**Work to do**
Go through the listing and pick out each line with the word "JSON" in it.
*** Items
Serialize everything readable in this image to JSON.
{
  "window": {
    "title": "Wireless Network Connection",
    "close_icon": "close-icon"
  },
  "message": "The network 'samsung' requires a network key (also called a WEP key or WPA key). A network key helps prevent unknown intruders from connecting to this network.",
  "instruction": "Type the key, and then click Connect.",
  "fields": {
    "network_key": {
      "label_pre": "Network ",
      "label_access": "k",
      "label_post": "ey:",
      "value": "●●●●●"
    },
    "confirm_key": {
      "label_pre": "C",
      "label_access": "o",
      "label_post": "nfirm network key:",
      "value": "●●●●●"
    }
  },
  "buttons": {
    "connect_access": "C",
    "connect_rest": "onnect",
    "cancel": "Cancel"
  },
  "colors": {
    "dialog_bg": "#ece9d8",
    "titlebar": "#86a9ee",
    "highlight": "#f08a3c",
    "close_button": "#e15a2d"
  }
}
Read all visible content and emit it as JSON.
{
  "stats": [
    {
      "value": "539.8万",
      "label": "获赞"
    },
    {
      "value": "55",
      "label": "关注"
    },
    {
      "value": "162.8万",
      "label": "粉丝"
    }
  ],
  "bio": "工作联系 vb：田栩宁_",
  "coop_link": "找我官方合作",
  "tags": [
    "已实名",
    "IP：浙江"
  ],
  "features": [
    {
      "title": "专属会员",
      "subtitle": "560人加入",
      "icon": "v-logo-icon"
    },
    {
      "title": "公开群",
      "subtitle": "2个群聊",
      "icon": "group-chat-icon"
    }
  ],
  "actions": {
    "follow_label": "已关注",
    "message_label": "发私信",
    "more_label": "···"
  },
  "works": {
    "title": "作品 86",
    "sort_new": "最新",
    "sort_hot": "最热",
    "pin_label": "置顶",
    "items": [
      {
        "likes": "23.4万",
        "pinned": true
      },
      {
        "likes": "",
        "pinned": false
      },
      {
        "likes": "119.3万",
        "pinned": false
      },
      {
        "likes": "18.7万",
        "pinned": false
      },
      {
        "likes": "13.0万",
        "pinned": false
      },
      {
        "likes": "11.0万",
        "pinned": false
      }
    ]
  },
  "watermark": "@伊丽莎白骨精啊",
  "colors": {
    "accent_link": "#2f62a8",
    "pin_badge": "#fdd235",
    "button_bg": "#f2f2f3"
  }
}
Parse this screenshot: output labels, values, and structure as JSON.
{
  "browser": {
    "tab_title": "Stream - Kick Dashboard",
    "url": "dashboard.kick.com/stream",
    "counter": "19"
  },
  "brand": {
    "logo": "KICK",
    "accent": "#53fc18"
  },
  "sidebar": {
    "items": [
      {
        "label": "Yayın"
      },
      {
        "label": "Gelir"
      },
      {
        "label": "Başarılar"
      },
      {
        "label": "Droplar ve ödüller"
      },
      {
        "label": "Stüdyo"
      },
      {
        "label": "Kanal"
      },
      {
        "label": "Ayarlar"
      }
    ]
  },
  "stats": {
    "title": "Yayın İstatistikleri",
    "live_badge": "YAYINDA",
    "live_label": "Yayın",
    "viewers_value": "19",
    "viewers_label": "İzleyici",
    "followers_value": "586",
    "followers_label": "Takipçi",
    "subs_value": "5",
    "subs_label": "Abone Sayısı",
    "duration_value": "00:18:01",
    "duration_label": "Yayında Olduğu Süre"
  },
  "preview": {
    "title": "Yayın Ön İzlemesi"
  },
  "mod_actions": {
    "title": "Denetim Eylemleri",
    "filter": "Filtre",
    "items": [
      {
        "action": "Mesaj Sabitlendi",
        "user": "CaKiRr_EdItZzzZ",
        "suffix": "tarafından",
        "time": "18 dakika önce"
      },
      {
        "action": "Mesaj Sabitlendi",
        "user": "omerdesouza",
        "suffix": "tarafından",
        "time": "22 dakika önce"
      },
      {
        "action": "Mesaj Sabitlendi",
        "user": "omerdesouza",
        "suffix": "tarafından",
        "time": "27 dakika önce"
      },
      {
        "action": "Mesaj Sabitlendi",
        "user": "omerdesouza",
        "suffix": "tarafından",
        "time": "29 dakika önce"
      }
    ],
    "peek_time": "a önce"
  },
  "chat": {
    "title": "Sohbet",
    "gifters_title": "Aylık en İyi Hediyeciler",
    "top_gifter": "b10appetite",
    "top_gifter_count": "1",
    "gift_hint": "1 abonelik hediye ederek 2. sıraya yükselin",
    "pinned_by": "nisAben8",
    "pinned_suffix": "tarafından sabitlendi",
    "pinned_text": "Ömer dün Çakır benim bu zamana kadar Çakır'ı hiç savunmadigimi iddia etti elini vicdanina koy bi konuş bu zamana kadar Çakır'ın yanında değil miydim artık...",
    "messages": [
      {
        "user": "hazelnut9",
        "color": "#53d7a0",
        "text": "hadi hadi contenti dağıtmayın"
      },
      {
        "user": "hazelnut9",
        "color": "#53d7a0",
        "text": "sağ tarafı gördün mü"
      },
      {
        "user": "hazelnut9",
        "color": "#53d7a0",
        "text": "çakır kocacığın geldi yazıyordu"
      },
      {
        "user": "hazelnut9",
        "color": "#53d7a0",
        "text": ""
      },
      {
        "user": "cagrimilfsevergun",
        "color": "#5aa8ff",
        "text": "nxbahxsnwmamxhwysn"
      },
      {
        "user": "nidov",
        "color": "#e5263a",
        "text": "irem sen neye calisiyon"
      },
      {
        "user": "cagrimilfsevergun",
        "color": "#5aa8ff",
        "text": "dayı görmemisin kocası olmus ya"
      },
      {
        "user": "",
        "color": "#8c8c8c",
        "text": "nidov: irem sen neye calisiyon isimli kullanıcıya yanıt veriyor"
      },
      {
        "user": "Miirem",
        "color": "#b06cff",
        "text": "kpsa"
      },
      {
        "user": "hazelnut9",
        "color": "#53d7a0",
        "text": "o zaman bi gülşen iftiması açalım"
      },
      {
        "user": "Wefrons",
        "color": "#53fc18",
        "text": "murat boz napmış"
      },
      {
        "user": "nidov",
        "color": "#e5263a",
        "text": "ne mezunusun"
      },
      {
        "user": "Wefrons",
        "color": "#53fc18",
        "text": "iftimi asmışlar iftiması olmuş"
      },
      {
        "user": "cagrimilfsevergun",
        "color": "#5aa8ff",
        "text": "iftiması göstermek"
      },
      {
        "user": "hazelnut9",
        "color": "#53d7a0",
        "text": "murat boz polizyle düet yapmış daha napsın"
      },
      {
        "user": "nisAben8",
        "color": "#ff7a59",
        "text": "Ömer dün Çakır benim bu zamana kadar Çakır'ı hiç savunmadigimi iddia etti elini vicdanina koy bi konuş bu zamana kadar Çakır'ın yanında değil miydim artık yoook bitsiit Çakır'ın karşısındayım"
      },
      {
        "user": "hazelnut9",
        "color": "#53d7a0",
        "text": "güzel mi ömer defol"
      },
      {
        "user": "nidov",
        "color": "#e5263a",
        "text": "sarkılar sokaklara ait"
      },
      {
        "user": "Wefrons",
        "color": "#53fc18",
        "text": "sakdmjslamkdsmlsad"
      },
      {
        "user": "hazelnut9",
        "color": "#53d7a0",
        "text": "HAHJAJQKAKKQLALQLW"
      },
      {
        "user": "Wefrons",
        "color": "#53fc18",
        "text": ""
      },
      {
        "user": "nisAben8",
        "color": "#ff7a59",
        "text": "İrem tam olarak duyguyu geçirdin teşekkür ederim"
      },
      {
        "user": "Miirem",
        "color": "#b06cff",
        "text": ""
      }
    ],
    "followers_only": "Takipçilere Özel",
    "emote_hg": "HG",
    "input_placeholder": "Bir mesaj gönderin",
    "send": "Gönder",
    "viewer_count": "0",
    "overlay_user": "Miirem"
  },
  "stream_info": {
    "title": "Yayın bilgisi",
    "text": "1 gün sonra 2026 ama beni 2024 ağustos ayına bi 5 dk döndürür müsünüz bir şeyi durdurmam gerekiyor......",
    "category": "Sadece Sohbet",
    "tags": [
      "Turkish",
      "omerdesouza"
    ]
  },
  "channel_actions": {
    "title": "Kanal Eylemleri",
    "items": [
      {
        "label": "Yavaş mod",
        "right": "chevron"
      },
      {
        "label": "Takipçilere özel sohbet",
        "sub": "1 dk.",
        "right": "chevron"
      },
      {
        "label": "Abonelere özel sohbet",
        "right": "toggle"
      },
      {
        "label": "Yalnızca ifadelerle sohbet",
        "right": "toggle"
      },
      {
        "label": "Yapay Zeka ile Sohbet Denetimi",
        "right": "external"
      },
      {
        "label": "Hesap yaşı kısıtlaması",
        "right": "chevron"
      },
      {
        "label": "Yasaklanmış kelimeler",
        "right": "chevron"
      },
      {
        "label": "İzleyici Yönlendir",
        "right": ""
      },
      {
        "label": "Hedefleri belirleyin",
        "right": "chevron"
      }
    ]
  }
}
******
**Answer to the task**
Serialize everything readable in this image to JSON.
Read all visible content and emit it as JSON.
Parse this screenshot: output labels, values, and structure as JSON.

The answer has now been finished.